▶ [TEXT PROVIDED]:
BEGIN

ANEEL director, Agnes Costa, publicly indicated the possibility of “co-responsibilizing” solar DG in two distinct ways:
- Physical generation cut: the distributor sends a signal to the residential system inverter and temporarily interrupts generation during excess periods
- Reduction of compensation credits: the panel owner would not suffer a physical cut but would receive fewer credits on the electricity bill in exchange for the energy injected into the grid during curtailment periods
The agency also set a deadline of 60 days for emergency audits by distributors, focusing on cases of irregular power increase in mini-generation systems — a practice that, according to ANEEL, exacerbates the excess energy in local networks.
The scope of the audit is broad: distributors need to map all distributed mini-generation systems that may have increased their installed capacity without prior authorization. ANEEL points out that this informal practice — common in systems up to 75 kW — contributes to overloading low voltage networks during peak solar hours, making the curtailment problem even more difficult to manage remotely by the ONS.
What changes for those with solar panels at home
For now, nothing changes. CP009/2026 is a public consultation — the first step in a long regulatory process. Contributions were accepted until June 6, 2026. After that, ANEEL analyzes the comments and may or may not publish a normative resolution.
But the sector is already mobilized. Distributed generation associations warn that any reduction in credits breaks the business model of residential systems, whose average payback is calculated precisely based on full compensation for the energy injected. If credits fall, the investment return period lengthens — and the incentive to install panels decreases.

ANEEL’s argument, on the other hand, is that the current compensation system does not reflect the real costs of using the electrical infrastructure. Those who generate energy at noon — when the sun is strong and the grid is already overloaded with solar — and inject it into the grid at that moment create a systemic cost that is not being priced in the current tariff.
There is also a sensitive legal point. ANEEL recognized that any measure affecting distributed generation needs legal approval from the agency’s Federal Attorney’s Office before being implemented. The current legal framework — especially Law 14,300/2022, which regulated distributed generation — protects contracts already signed with distributors. Changing the rules for those who have already invested could lead to large-scale legal actions.
The debate is legitimate on both sides. And the final decision will define the future of the residential solar market in Brazil — which currently employs over 700,000 people and moves about R$ 40 billion a year.
The solution: transmission auctions and batteries
Experts are unanimous: solar curtailment Brazil is an infrastructure problem, not a generation problem. The structural solution is to build more transmission lines to carry energy from the Northeast to the Southeast.

END

▶ [RECORDED DATA]:
BEGIN

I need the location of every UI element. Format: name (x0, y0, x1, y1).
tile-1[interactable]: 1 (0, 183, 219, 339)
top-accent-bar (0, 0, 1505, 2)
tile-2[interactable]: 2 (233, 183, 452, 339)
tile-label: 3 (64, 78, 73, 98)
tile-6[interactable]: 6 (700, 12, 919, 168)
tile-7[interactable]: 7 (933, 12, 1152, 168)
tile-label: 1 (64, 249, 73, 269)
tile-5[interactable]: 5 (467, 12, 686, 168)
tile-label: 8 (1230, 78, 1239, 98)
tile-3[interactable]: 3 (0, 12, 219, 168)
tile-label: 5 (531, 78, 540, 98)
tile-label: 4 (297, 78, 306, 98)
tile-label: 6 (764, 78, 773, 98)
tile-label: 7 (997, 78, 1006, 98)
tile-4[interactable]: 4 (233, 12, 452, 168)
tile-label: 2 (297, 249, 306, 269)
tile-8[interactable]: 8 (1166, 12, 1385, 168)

END

▶ [WHAT IS ASKED]:
(A) In the solar curtailment text, what deadline did ANEEL give distributors for emergency audits?
(B) Rewrite the paragraph of the solar curtailment text that begins "There is also a sensitive legal point" as a short bulleted list that keeps its main facts.
(C) Write a continuation of the solar curtailment text that starts right after its final sentence.

▶ [OUTPUTS IN ORDER]:
(A) 60 days.

(B)
- ANEEL acknowledged that any measure affecting distributed generation needs legal approval from the agency's Federal Attorney's Office before it is implemented.
- The current legal framework, especially Law 14,300/2022, protects contracts already signed with distributors.
- Changing the rules for people who have already invested could lead to large-scale legal actions.

(C)
ANEEL is working in this direction. The next transmission auction foresees R$ 22 billion in investments in new electrical infrastructure, focusing on 800 kV direct current lines connecting the renewable hubs of the Northeast to the regions of highest consumption. A previous auction enabled R$ 3.3 billion in new transmission projects still in 2026.
But transmission takes time. The process is slow by nature: the environmental licensing of an 800 kV line alone can take 3 to 4 years. Then come the bidding, construction, testing, and energization. High voltage lines take 5 to 8 years to be built, licensed, and operational. Meanwhile, battery storage emerges as a medium-term solution: the first energy contracting auction for battery storage was scheduled for April 2026, which would allow storing the midday solar surplus for use at night when demand is higher.
The good news is that solutions exist — and part of the private sector is already ahead of the government. Companies like Neoenergia and Enel are already testing lithium battery storage systems in Northeast substations, seeking to absorb the solar surplus at lunchtime to redistribute it at dusk. It’s available technology — what is lacking is scale and regulation that makes the investment attractive.
The Brazilian paradox is cruel: the country has some of the best solar and wind resources on the planet, attracts billions in renewable investments — and at the same time wastes clean energy every day because the grid did not keep up with growth. Solving solar curtailment Brazil is a basic condition for the country’s energy transition not to become an unfinished project.
And if the solution comes by sharing the burden with residential solar panel owners, the debate ANEEL opened in April 2026 will define — for better or worse — the future of distributed generation in Brazil.